> _WHAT TO DO_
Copy every line of the data that includes the string "Reidar".

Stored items
○ ○ ○ ○

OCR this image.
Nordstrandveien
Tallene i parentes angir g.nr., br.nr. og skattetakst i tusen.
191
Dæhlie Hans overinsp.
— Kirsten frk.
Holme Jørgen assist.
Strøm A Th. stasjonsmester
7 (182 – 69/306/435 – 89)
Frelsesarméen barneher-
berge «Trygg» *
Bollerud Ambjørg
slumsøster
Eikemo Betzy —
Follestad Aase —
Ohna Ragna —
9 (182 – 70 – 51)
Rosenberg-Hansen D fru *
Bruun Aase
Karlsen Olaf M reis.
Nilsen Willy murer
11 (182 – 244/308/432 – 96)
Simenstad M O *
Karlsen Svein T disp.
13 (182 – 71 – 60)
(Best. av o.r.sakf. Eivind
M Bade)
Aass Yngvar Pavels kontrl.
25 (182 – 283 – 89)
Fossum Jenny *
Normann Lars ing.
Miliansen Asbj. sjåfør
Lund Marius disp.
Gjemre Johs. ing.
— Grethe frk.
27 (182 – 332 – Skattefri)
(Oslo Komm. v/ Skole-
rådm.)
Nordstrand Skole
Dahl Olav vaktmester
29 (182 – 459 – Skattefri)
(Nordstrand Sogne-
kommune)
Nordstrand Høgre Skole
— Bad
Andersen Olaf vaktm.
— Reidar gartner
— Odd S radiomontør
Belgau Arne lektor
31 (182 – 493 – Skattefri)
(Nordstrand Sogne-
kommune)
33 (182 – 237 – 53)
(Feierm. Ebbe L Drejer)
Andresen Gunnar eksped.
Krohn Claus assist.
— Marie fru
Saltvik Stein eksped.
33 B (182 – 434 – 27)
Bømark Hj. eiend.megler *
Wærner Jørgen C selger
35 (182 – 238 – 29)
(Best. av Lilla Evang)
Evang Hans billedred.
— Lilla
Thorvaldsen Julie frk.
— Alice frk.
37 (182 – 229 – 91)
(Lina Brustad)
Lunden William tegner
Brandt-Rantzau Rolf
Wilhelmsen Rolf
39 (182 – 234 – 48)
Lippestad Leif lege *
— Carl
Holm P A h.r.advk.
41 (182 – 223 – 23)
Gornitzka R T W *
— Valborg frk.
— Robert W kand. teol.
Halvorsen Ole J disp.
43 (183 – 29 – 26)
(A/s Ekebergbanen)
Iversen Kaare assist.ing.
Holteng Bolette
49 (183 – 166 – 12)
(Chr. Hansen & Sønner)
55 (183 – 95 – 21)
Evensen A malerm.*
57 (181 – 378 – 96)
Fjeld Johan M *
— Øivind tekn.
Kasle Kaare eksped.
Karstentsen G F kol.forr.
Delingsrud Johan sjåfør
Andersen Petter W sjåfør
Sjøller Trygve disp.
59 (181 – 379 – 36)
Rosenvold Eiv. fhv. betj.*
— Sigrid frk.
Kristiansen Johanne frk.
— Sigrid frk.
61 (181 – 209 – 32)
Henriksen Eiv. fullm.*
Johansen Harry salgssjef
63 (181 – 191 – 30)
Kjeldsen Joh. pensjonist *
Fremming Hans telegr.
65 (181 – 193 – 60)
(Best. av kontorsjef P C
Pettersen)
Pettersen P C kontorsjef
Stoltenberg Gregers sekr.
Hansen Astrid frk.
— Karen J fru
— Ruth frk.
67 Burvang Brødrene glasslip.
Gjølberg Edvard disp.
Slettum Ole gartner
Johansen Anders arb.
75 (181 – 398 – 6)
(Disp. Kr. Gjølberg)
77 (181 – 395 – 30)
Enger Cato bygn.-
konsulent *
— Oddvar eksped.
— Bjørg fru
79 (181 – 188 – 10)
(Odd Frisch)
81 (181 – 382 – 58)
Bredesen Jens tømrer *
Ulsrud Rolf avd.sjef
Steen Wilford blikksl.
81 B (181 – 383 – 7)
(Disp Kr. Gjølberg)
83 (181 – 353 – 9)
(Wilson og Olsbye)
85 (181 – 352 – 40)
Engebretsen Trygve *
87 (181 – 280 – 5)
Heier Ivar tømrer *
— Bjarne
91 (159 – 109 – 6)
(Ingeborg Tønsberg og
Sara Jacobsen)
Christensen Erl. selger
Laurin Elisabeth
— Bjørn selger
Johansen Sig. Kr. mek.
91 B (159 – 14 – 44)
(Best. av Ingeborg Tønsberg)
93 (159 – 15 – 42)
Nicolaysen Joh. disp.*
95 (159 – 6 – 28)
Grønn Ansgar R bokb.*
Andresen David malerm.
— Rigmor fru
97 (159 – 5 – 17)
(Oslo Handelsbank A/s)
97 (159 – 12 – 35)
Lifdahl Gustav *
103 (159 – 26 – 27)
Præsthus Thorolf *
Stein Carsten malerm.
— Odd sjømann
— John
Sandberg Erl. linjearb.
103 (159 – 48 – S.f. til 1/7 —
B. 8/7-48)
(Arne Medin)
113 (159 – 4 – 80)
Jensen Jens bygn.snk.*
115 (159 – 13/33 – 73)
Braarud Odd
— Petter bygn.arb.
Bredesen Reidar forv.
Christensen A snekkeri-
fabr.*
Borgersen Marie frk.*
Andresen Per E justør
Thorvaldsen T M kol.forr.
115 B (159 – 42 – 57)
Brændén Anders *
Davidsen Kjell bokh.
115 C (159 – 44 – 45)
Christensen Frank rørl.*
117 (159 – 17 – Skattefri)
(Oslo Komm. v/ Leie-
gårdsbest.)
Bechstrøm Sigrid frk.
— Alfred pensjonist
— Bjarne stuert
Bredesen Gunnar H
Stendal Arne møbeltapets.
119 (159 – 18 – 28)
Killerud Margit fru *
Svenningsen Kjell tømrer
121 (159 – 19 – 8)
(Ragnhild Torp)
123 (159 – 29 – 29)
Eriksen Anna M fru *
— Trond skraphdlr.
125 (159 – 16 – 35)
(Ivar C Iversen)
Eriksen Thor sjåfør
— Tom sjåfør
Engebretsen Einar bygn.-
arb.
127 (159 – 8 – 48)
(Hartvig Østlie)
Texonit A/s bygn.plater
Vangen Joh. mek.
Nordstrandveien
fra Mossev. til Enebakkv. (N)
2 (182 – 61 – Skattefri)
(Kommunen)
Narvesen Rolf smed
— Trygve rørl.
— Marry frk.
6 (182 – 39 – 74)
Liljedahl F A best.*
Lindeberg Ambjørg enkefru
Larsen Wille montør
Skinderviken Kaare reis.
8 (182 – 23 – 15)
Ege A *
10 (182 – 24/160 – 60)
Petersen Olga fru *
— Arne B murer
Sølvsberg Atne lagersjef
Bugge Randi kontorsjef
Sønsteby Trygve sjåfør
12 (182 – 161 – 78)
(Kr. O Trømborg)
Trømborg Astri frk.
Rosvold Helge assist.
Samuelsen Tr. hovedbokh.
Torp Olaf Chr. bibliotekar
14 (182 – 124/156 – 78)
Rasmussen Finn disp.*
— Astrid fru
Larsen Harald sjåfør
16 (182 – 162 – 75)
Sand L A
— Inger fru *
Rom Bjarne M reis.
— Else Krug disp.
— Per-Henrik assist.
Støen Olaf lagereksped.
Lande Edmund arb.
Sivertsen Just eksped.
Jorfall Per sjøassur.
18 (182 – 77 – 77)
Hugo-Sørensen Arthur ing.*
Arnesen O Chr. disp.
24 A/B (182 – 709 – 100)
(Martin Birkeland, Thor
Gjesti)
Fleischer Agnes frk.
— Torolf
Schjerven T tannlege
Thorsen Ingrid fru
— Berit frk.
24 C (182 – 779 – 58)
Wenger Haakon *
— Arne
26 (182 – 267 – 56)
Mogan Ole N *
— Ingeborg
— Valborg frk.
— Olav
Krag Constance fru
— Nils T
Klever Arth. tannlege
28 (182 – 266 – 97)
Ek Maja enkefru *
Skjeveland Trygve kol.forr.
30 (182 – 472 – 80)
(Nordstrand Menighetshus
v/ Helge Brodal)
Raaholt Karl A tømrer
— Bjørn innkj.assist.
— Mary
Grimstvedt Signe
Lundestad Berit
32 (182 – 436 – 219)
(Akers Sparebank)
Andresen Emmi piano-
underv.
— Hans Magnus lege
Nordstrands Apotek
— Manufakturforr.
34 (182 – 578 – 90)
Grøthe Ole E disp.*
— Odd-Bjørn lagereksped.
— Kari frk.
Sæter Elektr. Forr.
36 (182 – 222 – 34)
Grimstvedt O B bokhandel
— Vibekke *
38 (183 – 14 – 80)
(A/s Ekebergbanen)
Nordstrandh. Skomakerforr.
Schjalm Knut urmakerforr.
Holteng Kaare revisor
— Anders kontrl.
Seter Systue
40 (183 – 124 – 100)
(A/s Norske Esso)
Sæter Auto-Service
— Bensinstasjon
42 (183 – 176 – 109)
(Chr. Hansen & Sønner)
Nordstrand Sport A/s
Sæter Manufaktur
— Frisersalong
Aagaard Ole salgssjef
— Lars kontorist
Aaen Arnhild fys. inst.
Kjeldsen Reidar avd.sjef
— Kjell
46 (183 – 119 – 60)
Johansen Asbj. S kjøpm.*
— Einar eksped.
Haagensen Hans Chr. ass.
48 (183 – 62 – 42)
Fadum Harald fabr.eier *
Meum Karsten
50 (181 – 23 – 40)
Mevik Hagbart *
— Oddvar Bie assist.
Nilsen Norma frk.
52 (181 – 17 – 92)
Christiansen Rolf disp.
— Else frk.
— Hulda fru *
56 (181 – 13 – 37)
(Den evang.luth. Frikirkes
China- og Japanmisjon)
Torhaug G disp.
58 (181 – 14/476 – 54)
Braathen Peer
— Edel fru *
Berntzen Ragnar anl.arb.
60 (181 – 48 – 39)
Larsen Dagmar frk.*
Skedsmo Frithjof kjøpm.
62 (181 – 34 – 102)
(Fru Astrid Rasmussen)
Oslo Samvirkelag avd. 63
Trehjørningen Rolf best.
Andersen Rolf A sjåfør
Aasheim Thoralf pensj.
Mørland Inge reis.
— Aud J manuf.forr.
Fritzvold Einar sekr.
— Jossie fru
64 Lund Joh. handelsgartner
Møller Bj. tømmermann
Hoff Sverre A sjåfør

○ ○ ○ ○

> _EXERCISE RESPONSE_
— Reidar gartner
Bredesen Reidar forv.
Kjeldsen Reidar avd.sjef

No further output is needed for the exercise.